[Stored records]
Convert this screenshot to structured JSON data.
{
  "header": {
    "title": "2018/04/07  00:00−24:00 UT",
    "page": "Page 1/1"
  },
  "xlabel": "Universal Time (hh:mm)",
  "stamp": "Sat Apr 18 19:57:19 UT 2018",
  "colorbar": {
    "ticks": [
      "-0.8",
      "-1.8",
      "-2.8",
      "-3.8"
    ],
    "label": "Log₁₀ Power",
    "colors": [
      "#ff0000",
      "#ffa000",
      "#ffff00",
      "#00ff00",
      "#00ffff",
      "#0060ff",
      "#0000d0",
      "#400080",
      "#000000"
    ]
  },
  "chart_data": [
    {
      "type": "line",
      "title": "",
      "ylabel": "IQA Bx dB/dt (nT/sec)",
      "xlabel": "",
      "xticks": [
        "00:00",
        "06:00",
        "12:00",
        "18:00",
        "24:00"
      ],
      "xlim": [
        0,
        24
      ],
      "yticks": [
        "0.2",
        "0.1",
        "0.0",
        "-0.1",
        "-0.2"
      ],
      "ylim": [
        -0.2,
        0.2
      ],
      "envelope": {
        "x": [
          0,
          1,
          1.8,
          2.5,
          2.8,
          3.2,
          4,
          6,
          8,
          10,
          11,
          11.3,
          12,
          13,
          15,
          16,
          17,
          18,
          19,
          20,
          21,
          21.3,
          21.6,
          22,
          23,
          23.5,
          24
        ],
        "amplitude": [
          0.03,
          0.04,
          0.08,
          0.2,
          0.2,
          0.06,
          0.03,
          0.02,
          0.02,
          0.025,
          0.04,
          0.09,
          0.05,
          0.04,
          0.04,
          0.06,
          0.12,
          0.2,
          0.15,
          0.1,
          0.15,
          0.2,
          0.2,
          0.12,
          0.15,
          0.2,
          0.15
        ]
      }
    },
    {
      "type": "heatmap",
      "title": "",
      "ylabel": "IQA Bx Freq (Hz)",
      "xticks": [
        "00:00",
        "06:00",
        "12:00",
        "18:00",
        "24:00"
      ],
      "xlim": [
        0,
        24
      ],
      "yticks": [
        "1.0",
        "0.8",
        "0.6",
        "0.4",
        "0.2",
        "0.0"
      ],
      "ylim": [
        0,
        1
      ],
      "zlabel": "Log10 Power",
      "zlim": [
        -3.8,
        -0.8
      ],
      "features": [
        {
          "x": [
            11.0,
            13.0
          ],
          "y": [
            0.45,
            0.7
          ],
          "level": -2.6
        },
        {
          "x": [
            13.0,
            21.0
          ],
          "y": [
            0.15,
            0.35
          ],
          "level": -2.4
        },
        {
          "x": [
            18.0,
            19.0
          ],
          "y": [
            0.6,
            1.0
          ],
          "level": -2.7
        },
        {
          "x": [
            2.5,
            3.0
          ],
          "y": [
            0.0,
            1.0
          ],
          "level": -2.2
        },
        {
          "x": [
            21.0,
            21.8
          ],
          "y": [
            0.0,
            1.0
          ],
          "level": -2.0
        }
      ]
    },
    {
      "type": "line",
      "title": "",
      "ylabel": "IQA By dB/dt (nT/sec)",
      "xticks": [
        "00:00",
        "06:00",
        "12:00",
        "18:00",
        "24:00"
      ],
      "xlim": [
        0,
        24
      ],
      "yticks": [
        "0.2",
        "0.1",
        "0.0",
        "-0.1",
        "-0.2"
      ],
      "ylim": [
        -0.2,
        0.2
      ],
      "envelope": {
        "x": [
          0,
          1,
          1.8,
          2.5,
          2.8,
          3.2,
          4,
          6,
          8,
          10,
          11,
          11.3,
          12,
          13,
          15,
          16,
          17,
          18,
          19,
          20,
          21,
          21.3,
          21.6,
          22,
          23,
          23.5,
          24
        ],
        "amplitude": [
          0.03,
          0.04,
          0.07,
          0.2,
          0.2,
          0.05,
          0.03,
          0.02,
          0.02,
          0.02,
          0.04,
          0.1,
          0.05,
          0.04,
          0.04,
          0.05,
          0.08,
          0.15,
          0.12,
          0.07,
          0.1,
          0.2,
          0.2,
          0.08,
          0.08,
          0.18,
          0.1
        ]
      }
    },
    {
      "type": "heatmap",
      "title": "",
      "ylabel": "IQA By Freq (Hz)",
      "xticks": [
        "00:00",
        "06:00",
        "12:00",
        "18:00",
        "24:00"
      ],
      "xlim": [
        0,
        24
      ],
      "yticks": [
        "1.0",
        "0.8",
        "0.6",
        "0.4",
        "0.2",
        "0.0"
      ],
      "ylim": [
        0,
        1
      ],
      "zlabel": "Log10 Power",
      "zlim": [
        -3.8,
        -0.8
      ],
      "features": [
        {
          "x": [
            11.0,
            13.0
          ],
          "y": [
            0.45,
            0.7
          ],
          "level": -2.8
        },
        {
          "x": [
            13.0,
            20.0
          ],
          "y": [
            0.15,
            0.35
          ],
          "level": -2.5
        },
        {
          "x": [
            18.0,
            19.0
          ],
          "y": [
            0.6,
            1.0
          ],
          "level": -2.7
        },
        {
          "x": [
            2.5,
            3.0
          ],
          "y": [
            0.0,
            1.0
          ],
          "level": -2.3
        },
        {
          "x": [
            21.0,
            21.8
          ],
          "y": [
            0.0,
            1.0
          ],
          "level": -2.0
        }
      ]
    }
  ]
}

Task goal - Retype every record above exactly as written.

Output for this task -
Convert this screenshot to structured JSON data.
{
  "header": {
    "title": "2018/04/07  00:00−24:00 UT",
    "page": "Page 1/1"
  },
  "xlabel": "Universal Time (hh:mm)",
  "stamp": "Sat Apr 18 19:57:19 UT 2018",
  "colorbar": {
    "ticks": [
      "-0.8",
      "-1.8",
      "-2.8",
      "-3.8"
    ],
    "label": "Log₁₀ Power",
    "colors": [
      "#ff0000",
      "#ffa000",
      "#ffff00",
      "#00ff00",
      "#00ffff",
      "#0060ff",
      "#0000d0",
      "#400080",
      "#000000"
    ]
  },
  "chart_data": [
    {
      "type": "line",
      "title": "",
      "ylabel": "IQA Bx dB/dt (nT/sec)",
      "xlabel": "",
      "xticks": [
        "00:00",
        "06:00",
        "12:00",
        "18:00",
        "24:00"
      ],
      "xlim": [
        0,
        24
      ],
      "yticks": [
        "0.2",
        "0.1",
        "0.0",
        "-0.1",
        "-0.2"
      ],
      "ylim": [
        -0.2,
        0.2
      ],
      "envelope": {
        "x": [
          0,
          1,
          1.8,
          2.5,
          2.8,
          3.2,
          4,
          6,
          8,
          10,
          11,
          11.3,
          12,
          13,
          15,
          16,
          17,
          18,
          19,
          20,
          21,
          21.3,
          21.6,
          22,
          23,
          23.5,
          24
        ],
        "amplitude": [
          0.03,
          0.04,
          0.08,
          0.2,
          0.2,
          0.06,
          0.03,
          0.02,
          0.02,
          0.025,
          0.04,
          0.09,
          0.05,
          0.04,
          0.04,
          0.06,
          0.12,
          0.2,
          0.15,
          0.1,
          0.15,
          0.2,
          0.2,
          0.12,
          0.15,
          0.2,
          0.15
        ]
      }
    },
    {
      "type": "heatmap",
      "title": "",
      "ylabel": "IQA Bx Freq (Hz)",
      "xticks": [
        "00:00",
        "06:00",
        "12:00",
        "18:00",
        "24:00"
      ],
      "xlim": [
        0,
        24
      ],
      "yticks": [
        "1.0",
        "0.8",
        "0.6",
        "0.4",
        "0.2",
        "0.0"
      ],
      "ylim": [
        0,
        1
      ],
      "zlabel": "Log10 Power",
      "zlim": [
        -3.8,
        -0.8
      ],
      "features": [
        {
          "x": [
            11.0,
            13.0
          ],
          "y": [
            0.45,
            0.7
          ],
          "level": -2.6
        },
        {
          "x": [
            13.0,
            21.0
          ],
          "y": [
            0.15,
            0.35
          ],
          "level": -2.4
        },
        {
          "x": [
            18.0,
            19.0
          ],
          "y": [
            0.6,
            1.0
          ],
          "level": -2.7
        },
        {
          "x": [
            2.5,
            3.0
          ],
          "y": [
            0.0,
            1.0
          ],
          "level": -2.2
        },
        {
          "x": [
            21.0,
            21.8
          ],
          "y": [
            0.0,
            1.0
          ],
          "level": -2.0
        }
      ]
    },
    {
      "type": "line",
      "title": "",
      "ylabel": "IQA By dB/dt (nT/sec)",
      "xticks": [
        "00:00",
        "06:00",
        "12:00",
        "18:00",
        "24:00"
      ],
      "xlim": [
        0,
        24
      ],
      "yticks": [
        "0.2",
        "0.1",
        "0.0",
        "-0.1",
        "-0.2"
      ],
      "ylim": [
        -0.2,
        0.2
      ],
      "envelope": {
        "x": [
          0,
          1,
          1.8,
          2.5,
          2.8,
          3.2,
          4,
          6,
          8,
          10,
          11,
          11.3,
          12,
          13,
          15,
          16,
          17,
          18,
          19,
          20,
          21,
          21.3,
          21.6,
          22,
          23,
          23.5,
          24
        ],
        "amplitude": [
          0.03,
          0.04,
          0.07,
          0.2,
          0.2,
          0.05,
          0.03,
          0.02,
          0.02,
          0.02,
          0.04,
          0.1,
          0.05,
          0.04,
          0.04,
          0.05,
          0.08,
          0.15,
          0.12,
          0.07,
          0.1,
          0.2,
          0.2,
          0.08,
          0.08,
          0.18,
          0.1
        ]
      }
    },
    {
      "type": "heatmap",
      "title": "",
      "ylabel": "IQA By Freq (Hz)",
      "xticks": [
        "00:00",
        "06:00",
        "12:00",
        "18:00",
        "24:00"
      ],
      "xlim": [
        0,
        24
      ],
      "yticks": [
        "1.0",
        "0.8",
        "0.6",
        "0.4",
        "0.2",
        "0.0"
      ],
      "ylim": [
        0,
        1
      ],
      "zlabel": "Log10 Power",
      "zlim": [
        -3.8,
        -0.8
      ],
      "features": [
        {
          "x": [
            11.0,
            13.0
          ],
          "y": [
            0.45,
            0.7
          ],
          "level": -2.8
        },
        {
          "x": [
            13.0,
            20.0
          ],
          "y": [
            0.15,
            0.35
          ],
          "level": -2.5
        },
        {
          "x": [
            18.0,
            19.0
          ],
          "y": [
            0.6,
            1.0
          ],
          "level": -2.7
        },
        {
          "x": [
            2.5,
            3.0
          ],
          "y": [
            0.0,
            1.0
          ],
          "level": -2.3
        },
        {
          "x": [
            21.0,
            21.8
          ],
          "y": [
            0.0,
            1.0
          ],
          "level": -2.0
        }
      ]
    }
  ]
}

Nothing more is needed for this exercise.